## WHAT NEEDS TO BE DONE
All entries must be repeated exactly; do not include the pictures.
═════ DATA LISTING
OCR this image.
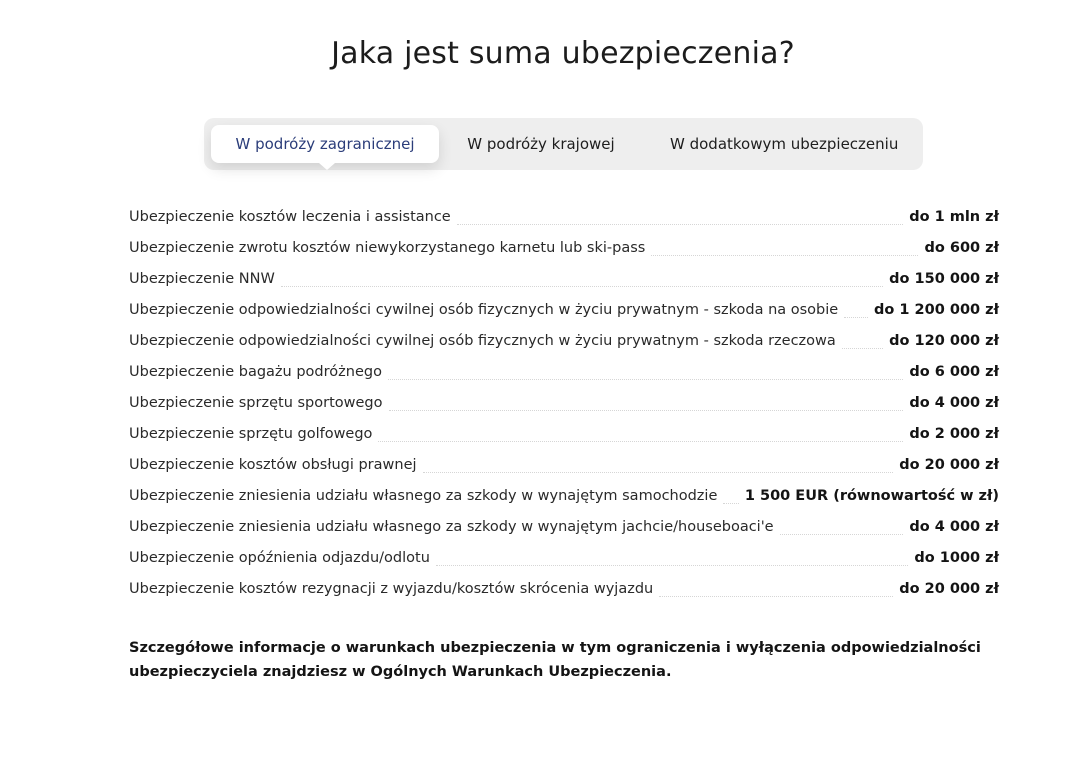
Jaka jest suma ubezpieczenia?
W podróży zagranicznej	W podróży krajowej	W dodatkowym ubezpieczeniu
Ubezpieczenie kosztów leczenia i assistance	do 1 mln zł
Ubezpieczenie zwrotu kosztów niewykorzystanego karnetu lub ski-pass	do 600 zł
Ubezpieczenie NNW	do 150 000 zł
Ubezpieczenie odpowiedzialności cywilnej osób fizycznych w życiu prywatnym - szkoda na osobie do 1 200 000 zł
Ubezpieczenie odpowiedzialności cywilnej osób fizycznych w życiu prywatnym - szkoda rzeczowa	do 120 000 zł
Ubezpieczenie bagażu podróżnego	do 6 000 zł
Ubezpieczenie sprzętu sportowego	do 4 000 zł
Ubezpieczenie sprzętu golfowego	do 2 000 zł
Ubezpieczenie kosztów obsługi prawnej	do 20 000 zł
Ubezpieczenie zniesienia udziału własnego za szkody w wynajętym samochodzie 1 500 EUR (równowartość w zł)
Ubezpieczenie zniesienia udziału własnego za szkody w wynajętym jachcie/houseboaci'e	do 4 000 zł
Ubezpieczenie opóźnienia odjazdu/odlotu	do 1000 zł
Ubezpieczenie kosztów rezygnacji z wyjazdu/kosztów skrócenia wyjazdu	do 20 000 zł

Szczegółowe informacje o warunkach ubezpieczenia w tym ograniczenia i wyłączenia odpowiedzialności ubezpieczyciela znajdziesz w Ogólnych Warunkach Ubezpieczenia.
══════════
## FULL ANSWER
OCR this image.
Jaka jest suma ubezpieczenia?
W podróży zagranicznej	W podróży krajowej	W dodatkowym ubezpieczeniu
Ubezpieczenie kosztów leczenia i assistance	do 1 mln zł
Ubezpieczenie zwrotu kosztów niewykorzystanego karnetu lub ski-pass	do 600 zł
Ubezpieczenie NNW	do 150 000 zł
Ubezpieczenie odpowiedzialności cywilnej osób fizycznych w życiu prywatnym - szkoda na osobie do 1 200 000 zł
Ubezpieczenie odpowiedzialności cywilnej osób fizycznych w życiu prywatnym - szkoda rzeczowa	do 120 000 zł
Ubezpieczenie bagażu podróżnego	do 6 000 zł
Ubezpieczenie sprzętu sportowego	do 4 000 zł
Ubezpieczenie sprzętu golfowego	do 2 000 zł
Ubezpieczenie kosztów obsługi prawnej	do 20 000 zł
Ubezpieczenie zniesienia udziału własnego za szkody w wynajętym samochodzie 1 500 EUR (równowartość w zł)
Ubezpieczenie zniesienia udziału własnego za szkody w wynajętym jachcie/houseboaci'e	do 4 000 zł
Ubezpieczenie opóźnienia odjazdu/odlotu	do 1000 zł
Ubezpieczenie kosztów rezygnacji z wyjazdu/kosztów skrócenia wyjazdu	do 20 000 zł

Szczegółowe informacje o warunkach ubezpieczenia w tym ograniczenia i wyłączenia odpowiedzialności ubezpieczyciela znajdziesz w Ogólnych Warunkach Ubezpieczenia.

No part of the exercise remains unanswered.